SHORT PROBLEM -> Only the number is needed: how many lines contain the word "icon"?

(Data extracted from a collection)

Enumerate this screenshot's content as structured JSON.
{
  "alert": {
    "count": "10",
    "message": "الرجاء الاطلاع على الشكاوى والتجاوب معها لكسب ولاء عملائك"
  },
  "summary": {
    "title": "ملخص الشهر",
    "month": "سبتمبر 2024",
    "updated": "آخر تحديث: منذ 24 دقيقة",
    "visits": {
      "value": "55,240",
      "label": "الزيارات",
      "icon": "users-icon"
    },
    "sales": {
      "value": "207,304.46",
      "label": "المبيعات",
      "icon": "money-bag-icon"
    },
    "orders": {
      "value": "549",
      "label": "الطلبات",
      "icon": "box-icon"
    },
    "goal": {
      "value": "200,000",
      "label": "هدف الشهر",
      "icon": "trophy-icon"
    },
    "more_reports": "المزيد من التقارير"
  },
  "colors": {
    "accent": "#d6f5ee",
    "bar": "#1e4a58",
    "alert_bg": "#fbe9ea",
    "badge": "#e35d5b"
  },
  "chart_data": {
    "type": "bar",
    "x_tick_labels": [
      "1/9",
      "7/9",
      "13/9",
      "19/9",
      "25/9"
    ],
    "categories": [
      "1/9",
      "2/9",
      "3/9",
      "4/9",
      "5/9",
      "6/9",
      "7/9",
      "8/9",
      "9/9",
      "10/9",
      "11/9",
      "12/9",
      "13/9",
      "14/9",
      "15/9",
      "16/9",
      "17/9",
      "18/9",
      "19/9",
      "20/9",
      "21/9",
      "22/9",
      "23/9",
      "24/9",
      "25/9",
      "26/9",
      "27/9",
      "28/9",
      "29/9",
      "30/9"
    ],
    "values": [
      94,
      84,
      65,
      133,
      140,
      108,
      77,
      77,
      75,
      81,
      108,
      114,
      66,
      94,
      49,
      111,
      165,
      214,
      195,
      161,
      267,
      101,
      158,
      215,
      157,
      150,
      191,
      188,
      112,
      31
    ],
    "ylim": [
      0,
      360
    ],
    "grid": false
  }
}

TASK OUTPUT -> 4